**Required task**. Reproduce all of the material exactly as shown.

■ ■ ■ ■ ■ ■ ■

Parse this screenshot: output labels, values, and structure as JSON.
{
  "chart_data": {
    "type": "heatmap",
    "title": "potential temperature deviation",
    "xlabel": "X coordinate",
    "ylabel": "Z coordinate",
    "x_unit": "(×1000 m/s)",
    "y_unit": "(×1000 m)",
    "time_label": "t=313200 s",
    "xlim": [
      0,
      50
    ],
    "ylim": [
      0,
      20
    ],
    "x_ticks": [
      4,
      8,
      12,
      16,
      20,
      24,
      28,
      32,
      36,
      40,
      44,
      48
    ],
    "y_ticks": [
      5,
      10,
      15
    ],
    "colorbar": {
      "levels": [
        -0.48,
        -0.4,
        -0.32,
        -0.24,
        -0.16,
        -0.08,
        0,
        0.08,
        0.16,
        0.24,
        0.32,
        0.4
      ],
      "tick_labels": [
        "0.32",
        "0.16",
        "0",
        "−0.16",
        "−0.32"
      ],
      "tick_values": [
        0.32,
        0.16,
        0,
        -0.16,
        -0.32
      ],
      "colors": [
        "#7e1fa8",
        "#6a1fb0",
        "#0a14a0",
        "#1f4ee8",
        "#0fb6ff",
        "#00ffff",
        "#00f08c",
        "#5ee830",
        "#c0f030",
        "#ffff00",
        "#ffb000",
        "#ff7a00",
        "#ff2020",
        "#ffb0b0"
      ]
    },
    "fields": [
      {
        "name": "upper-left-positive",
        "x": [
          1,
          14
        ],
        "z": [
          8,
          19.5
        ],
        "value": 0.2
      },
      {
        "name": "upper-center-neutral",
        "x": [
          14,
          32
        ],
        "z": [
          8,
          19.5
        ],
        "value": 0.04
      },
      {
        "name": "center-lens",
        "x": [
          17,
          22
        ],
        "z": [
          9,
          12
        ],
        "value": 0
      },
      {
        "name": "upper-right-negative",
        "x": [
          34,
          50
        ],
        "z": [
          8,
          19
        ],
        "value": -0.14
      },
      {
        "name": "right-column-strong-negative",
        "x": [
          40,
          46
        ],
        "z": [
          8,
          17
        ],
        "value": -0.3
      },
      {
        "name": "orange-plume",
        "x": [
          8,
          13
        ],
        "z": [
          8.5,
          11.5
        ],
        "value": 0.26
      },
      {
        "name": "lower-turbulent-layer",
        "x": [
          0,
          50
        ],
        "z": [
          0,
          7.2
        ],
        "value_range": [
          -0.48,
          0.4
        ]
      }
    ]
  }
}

■ ■ ■ ■ ■ ■ ■

**Exercise result**.
Parse this screenshot: output labels, values, and structure as JSON.
{
  "chart_data": {
    "type": "heatmap",
    "title": "potential temperature deviation",
    "xlabel": "X coordinate",
    "ylabel": "Z coordinate",
    "x_unit": "(×1000 m/s)",
    "y_unit": "(×1000 m)",
    "time_label": "t=313200 s",
    "xlim": [
      0,
      50
    ],
    "ylim": [
      0,
      20
    ],
    "x_ticks": [
      4,
      8,
      12,
      16,
      20,
      24,
      28,
      32,
      36,
      40,
      44,
      48
    ],
    "y_ticks": [
      5,
      10,
      15
    ],
    "colorbar": {
      "levels": [
        -0.48,
        -0.4,
        -0.32,
        -0.24,
        -0.16,
        -0.08,
        0,
        0.08,
        0.16,
        0.24,
        0.32,
        0.4
      ],
      "tick_labels": [
        "0.32",
        "0.16",
        "0",
        "−0.16",
        "−0.32"
      ],
      "tick_values": [
        0.32,
        0.16,
        0,
        -0.16,
        -0.32
      ],
      "colors": [
        "#7e1fa8",
        "#6a1fb0",
        "#0a14a0",
        "#1f4ee8",
        "#0fb6ff",
        "#00ffff",
        "#00f08c",
        "#5ee830",
        "#c0f030",
        "#ffff00",
        "#ffb000",
        "#ff7a00",
        "#ff2020",
        "#ffb0b0"
      ]
    },
    "fields": [
      {
        "name": "upper-left-positive",
        "x": [
          1,
          14
        ],
        "z": [
          8,
          19.5
        ],
        "value": 0.2
      },
      {
        "name": "upper-center-neutral",
        "x": [
          14,
          32
        ],
        "z": [
          8,
          19.5
        ],
        "value": 0.04
      },
      {
        "name": "center-lens",
        "x": [
          17,
          22
        ],
        "z": [
          9,
          12
        ],
        "value": 0
      },
      {
        "name": "upper-right-negative",
        "x": [
          34,
          50
        ],
        "z": [
          8,
          19
        ],
        "value": -0.14
      },
      {
        "name": "right-column-strong-negative",
        "x": [
          40,
          46
        ],
        "z": [
          8,
          17
        ],
        "value": -0.3
      },
      {
        "name": "orange-plume",
        "x": [
          8,
          13
        ],
        "z": [
          8.5,
          11.5
        ],
        "value": 0.26
      },
      {
        "name": "lower-turbulent-layer",
        "x": [
          0,
          50
        ],
        "z": [
          0,
          7.2
        ],
        "value_range": [
          -0.48,
          0.4
        ]
      }
    ]
  }
}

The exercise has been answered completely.